_GIVEN RECORDS_
((

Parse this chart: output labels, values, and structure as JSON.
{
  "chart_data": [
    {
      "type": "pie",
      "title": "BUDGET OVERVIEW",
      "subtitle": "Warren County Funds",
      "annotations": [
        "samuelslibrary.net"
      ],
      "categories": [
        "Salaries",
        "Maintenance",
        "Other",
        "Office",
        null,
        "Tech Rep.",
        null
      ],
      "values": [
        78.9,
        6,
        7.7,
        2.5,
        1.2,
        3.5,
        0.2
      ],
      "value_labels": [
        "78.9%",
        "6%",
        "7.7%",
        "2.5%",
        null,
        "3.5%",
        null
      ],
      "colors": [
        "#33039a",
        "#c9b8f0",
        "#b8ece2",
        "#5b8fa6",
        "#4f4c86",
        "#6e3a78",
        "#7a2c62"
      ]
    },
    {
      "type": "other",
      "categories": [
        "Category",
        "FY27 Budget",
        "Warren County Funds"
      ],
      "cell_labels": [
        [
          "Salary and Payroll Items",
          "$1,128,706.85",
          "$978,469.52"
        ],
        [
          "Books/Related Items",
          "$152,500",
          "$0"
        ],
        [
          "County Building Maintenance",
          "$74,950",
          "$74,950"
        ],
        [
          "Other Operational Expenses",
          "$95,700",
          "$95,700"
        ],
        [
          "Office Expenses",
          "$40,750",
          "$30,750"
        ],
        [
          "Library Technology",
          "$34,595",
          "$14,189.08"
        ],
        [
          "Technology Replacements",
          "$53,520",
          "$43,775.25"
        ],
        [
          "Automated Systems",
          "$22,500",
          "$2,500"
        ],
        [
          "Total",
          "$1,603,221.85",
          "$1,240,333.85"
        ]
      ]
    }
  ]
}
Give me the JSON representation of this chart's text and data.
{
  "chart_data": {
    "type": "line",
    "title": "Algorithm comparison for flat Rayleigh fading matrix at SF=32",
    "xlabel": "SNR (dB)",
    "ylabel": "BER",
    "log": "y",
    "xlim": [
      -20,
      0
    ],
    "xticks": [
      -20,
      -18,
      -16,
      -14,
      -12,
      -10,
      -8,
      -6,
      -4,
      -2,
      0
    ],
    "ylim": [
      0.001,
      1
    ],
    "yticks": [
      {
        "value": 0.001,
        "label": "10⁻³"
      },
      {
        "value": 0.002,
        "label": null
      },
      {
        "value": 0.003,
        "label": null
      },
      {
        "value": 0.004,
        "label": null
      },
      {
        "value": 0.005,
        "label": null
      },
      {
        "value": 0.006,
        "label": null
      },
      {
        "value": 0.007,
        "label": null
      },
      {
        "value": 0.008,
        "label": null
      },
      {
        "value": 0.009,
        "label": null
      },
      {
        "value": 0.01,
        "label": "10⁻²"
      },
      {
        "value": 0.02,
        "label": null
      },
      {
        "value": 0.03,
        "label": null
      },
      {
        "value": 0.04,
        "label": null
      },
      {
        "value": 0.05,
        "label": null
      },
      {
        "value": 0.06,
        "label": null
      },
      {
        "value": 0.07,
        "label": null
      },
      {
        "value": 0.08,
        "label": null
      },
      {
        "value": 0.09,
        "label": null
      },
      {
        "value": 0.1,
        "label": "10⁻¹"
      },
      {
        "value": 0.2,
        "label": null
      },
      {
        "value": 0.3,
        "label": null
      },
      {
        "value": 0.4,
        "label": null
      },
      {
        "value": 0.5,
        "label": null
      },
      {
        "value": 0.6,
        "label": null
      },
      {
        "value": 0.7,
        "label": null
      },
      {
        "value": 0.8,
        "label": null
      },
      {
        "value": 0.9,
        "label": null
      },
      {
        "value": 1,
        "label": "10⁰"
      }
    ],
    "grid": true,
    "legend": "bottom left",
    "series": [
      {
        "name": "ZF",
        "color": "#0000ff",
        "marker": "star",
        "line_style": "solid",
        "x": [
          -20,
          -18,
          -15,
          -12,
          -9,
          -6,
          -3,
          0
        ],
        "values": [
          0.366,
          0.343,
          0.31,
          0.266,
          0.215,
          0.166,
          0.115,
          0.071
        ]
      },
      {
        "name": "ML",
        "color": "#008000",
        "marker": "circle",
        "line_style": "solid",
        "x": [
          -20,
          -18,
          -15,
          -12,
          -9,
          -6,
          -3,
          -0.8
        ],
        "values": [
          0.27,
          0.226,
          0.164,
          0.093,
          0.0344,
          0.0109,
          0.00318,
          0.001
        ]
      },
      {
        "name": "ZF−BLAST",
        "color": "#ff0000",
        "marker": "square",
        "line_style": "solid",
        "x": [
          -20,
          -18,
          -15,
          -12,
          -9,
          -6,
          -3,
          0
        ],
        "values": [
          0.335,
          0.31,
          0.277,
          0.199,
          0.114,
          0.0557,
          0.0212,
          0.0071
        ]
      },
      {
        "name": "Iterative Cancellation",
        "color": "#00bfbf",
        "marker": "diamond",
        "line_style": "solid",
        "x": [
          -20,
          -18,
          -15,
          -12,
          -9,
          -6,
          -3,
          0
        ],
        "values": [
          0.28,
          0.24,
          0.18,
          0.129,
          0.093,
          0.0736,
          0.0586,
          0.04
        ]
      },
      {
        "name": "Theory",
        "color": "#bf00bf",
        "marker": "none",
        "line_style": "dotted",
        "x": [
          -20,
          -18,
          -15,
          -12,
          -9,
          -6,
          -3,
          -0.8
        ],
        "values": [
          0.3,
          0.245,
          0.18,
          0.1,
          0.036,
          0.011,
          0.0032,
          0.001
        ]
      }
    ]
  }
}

))

_TASK BRIEF_
Reproduce the entries above in full by retyping them exactly.

_FINISHED EXERCISE_
Parse this chart: output labels, values, and structure as JSON.
{
  "chart_data": [
    {
      "type": "pie",
      "title": "BUDGET OVERVIEW",
      "subtitle": "Warren County Funds",
      "annotations": [
        "samuelslibrary.net"
      ],
      "categories": [
        "Salaries",
        "Maintenance",
        "Other",
        "Office",
        null,
        "Tech Rep.",
        null
      ],
      "values": [
        78.9,
        6,
        7.7,
        2.5,
        1.2,
        3.5,
        0.2
      ],
      "value_labels": [
        "78.9%",
        "6%",
        "7.7%",
        "2.5%",
        null,
        "3.5%",
        null
      ],
      "colors": [
        "#33039a",
        "#c9b8f0",
        "#b8ece2",
        "#5b8fa6",
        "#4f4c86",
        "#6e3a78",
        "#7a2c62"
      ]
    },
    {
      "type": "other",
      "categories": [
        "Category",
        "FY27 Budget",
        "Warren County Funds"
      ],
      "cell_labels": [
        [
          "Salary and Payroll Items",
          "$1,128,706.85",
          "$978,469.52"
        ],
        [
          "Books/Related Items",
          "$152,500",
          "$0"
        ],
        [
          "County Building Maintenance",
          "$74,950",
          "$74,950"
        ],
        [
          "Other Operational Expenses",
          "$95,700",
          "$95,700"
        ],
        [
          "Office Expenses",
          "$40,750",
          "$30,750"
        ],
        [
          "Library Technology",
          "$34,595",
          "$14,189.08"
        ],
        [
          "Technology Replacements",
          "$53,520",
          "$43,775.25"
        ],
        [
          "Automated Systems",
          "$22,500",
          "$2,500"
        ],
        [
          "Total",
          "$1,603,221.85",
          "$1,240,333.85"
        ]
      ]
    }
  ]
}
Give me the JSON representation of this chart's text and data.
{
  "chart_data": {
    "type": "line",
    "title": "Algorithm comparison for flat Rayleigh fading matrix at SF=32",
    "xlabel": "SNR (dB)",
    "ylabel": "BER",
    "log": "y",
    "xlim": [
      -20,
      0
    ],
    "xticks": [
      -20,
      -18,
      -16,
      -14,
      -12,
      -10,
      -8,
      -6,
      -4,
      -2,
      0
    ],
    "ylim": [
      0.001,
      1
    ],
    "yticks": [
      {
        "value": 0.001,
        "label": "10⁻³"
      },
      {
        "value": 0.002,
        "label": null
      },
      {
        "value": 0.003,
        "label": null
      },
      {
        "value": 0.004,
        "label": null
      },
      {
        "value": 0.005,
        "label": null
      },
      {
        "value": 0.006,
        "label": null
      },
      {
        "value": 0.007,
        "label": null
      },
      {
        "value": 0.008,
        "label": null
      },
      {
        "value": 0.009,
        "label": null
      },
      {
        "value": 0.01,
        "label": "10⁻²"
      },
      {
        "value": 0.02,
        "label": null
      },
      {
        "value": 0.03,
        "label": null
      },
      {
        "value": 0.04,
        "label": null
      },
      {
        "value": 0.05,
        "label": null
      },
      {
        "value": 0.06,
        "label": null
      },
      {
        "value": 0.07,
        "label": null
      },
      {
        "value": 0.08,
        "label": null
      },
      {
        "value": 0.09,
        "label": null
      },
      {
        "value": 0.1,
        "label": "10⁻¹"
      },
      {
        "value": 0.2,
        "label": null
      },
      {
        "value": 0.3,
        "label": null
      },
      {
        "value": 0.4,
        "label": null
      },
      {
        "value": 0.5,
        "label": null
      },
      {
        "value": 0.6,
        "label": null
      },
      {
        "value": 0.7,
        "label": null
      },
      {
        "value": 0.8,
        "label": null
      },
      {
        "value": 0.9,
        "label": null
      },
      {
        "value": 1,
        "label": "10⁰"
      }
    ],
    "grid": true,
    "legend": "bottom left",
    "series": [
      {
        "name": "ZF",
        "color": "#0000ff",
        "marker": "star",
        "line_style": "solid",
        "x": [
          -20,
          -18,
          -15,
          -12,
          -9,
          -6,
          -3,
          0
        ],
        "values": [
          0.366,
          0.343,
          0.31,
          0.266,
          0.215,
          0.166,
          0.115,
          0.071
        ]
      },
      {
        "name": "ML",
        "color": "#008000",
        "marker": "circle",
        "line_style": "solid",
        "x": [
          -20,
          -18,
          -15,
          -12,
          -9,
          -6,
          -3,
          -0.8
        ],
        "values": [
          0.27,
          0.226,
          0.164,
          0.093,
          0.0344,
          0.0109,
          0.00318,
          0.001
        ]
      },
      {
        "name": "ZF−BLAST",
        "color": "#ff0000",
        "marker": "square",
        "line_style": "solid",
        "x": [
          -20,
          -18,
          -15,
          -12,
          -9,
          -6,
          -3,
          0
        ],
        "values": [
          0.335,
          0.31,
          0.277,
          0.199,
          0.114,
          0.0557,
          0.0212,
          0.0071
        ]
      },
      {
        "name": "Iterative Cancellation",
        "color": "#00bfbf",
        "marker": "diamond",
        "line_style": "solid",
        "x": [
          -20,
          -18,
          -15,
          -12,
          -9,
          -6,
          -3,
          0
        ],
        "values": [
          0.28,
          0.24,
          0.18,
          0.129,
          0.093,
          0.0736,
          0.0586,
          0.04
        ]
      },
      {
        "name": "Theory",
        "color": "#bf00bf",
        "marker": "none",
        "line_style": "dotted",
        "x": [
          -20,
          -18,
          -15,
          -12,
          -9,
          -6,
          -3,
          -0.8
        ],
        "values": [
          0.3,
          0.245,
          0.18,
          0.1,
          0.036,
          0.011,
          0.0032,
          0.001
        ]
      }
    ]
  }
}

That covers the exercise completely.